Viaggio in quarta fascia. Il sogno di Michel “Depardieu” Platini continua

Viaggio in quarta fascia. Il sogno di Michel “Depardieu” Platini continua

“C’era un sogno che era la Champions”. Citando il Gladiatore, Michel “Depardieu” Platini potrebbe spiegarvi il suo straordinario disegno. Come un parroco di periferia Platini vuole che il pallone lo tocchino tutti. Nessuno deve andare a casa col magone. Così, a un tratto, il francese decise di partorire la meravigliosa “regola” che riformò, rendendoli come li vediamo oggi, i preliminari (o playoffs) della Champions League.

Nell’ultimo turno preliminare le terze e quarte classificate dei grandi campionati si trovano improvvisamente l’una di fronte all’altra lasciando spazio, quest’anno per esempio, a dei commoventi Astana-APOEL Nicosia e Dinamo Zagabria-Skenderbeu. Con buona pace di Lazio e Monaco che escono in agosto contro squadre che ambiscono comodamente agli ottavi di finale.

Tra le grandi “scoperte” di Michel ma belle finite ai gironi dopo la riforma ricordiamo lo Zilina. Una caramella balsamica cecoslovacca (ma con sottotitoli in tedesco) che nell’edizione 2010/11 fece 3 gol nelle 6 partite del girone. Ne pigliò invece una ventina di cui 7 in casa dal Marsiglia.

Quest’anno la quarta fascia regala ancora qualche chicca. Va detto che le tedesche Borussia Mönchengladbach e, soprattutto, Wolfsburg rompono decisamente i coglioni. Via queste, però, ci si diverte.

Compito A:
Rispondi a queste domande sul testo dedicato a Platini e ai preliminari di Champions:
(i) Quali due sfide dell'ultimo turno preliminare di quest'anno vengono citate?
(ii) In quale edizione lo Zilina giocò la fase a gironi e quanti gol segnò nelle 6 partite?
(iii) Quali squadre tedesche della quarta fascia sono nominate?
Compito B: Prosegui il testo su Platini e la quarta fascia di Champions dopo la frase "Via queste, però, ci si diverte."

Dati di analisi strutturata della pagina:
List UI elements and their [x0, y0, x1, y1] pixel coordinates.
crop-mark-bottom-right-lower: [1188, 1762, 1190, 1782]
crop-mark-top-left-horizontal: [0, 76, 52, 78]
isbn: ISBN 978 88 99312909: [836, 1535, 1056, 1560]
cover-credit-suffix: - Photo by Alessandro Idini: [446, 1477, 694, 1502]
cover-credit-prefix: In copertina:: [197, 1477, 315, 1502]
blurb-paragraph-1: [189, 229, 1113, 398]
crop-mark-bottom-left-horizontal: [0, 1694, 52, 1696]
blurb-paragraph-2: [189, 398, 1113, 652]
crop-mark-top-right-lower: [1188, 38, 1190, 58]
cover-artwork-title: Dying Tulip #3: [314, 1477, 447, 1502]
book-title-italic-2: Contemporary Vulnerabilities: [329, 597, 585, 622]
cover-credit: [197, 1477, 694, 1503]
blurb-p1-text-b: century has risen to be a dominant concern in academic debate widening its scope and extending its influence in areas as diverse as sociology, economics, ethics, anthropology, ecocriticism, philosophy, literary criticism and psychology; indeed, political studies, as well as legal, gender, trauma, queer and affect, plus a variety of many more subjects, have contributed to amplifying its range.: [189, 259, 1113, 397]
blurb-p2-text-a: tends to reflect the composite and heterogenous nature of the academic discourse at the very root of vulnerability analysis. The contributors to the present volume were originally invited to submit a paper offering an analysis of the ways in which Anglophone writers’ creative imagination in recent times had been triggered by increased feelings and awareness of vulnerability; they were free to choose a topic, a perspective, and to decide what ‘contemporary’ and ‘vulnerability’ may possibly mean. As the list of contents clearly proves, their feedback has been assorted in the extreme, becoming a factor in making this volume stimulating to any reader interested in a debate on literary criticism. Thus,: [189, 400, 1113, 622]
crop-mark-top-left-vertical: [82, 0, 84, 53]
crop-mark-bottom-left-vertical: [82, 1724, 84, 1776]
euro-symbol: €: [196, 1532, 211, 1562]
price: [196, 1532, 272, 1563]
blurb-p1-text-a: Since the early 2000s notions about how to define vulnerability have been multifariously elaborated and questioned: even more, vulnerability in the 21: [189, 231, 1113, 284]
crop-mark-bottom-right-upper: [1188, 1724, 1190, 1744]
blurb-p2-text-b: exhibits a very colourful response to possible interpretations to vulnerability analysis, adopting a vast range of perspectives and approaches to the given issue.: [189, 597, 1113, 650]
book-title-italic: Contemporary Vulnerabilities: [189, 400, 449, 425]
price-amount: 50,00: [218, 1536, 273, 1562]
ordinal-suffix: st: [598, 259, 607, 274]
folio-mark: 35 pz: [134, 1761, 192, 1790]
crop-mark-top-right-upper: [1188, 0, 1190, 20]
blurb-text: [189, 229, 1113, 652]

Risultato A:
(i) Astana-APOEL Nicosia e Dinamo Zagabria-Skenderbeu.
(ii) Nell'edizione 2010/11, con 3 gol.
(iii) Borussia Mönchengladbach e Wolfsburg.

Risultato B:
Troviamo subito due veterane dell’ultima classe di Champions. Bate Borisov e Dinamo Zagabria ne hanno combinate di cotte e di crude nei gironi degli ultimi anni. I bielorussi del Bate, nella passata edizione, hanno incassato 9 gol dal Porto e 12 dallo Shaktar. Luiz Adriano, simpatico pacioccone ora al Milan, li bucò 5 volte nella stessa partita, mettendone 3 in appena 7 minuti.

La Dinamo nel 2011 si rese protagonista della più ridicola pastetta del calcio moderno. Al Lione, nell’ultima gara del girone, serviva un’ampia vittoria a Zagabria per superare, grazie alla differenza reti, l’Ajax. I croati nell’occasione si esibirono in una serie infinita di giocate alla Gresko, lasciando di fatto comicamente entrare in porta i francesi a ogni azione e pigliando 7 gol in un tempo. Della serie “almeno sono sportivi”.

Sul Gent non c’è molto da dire. Se non che sono belgi e, inspiegabilmente, hanno come stemma la testa di profilo di un nativo americano…mah!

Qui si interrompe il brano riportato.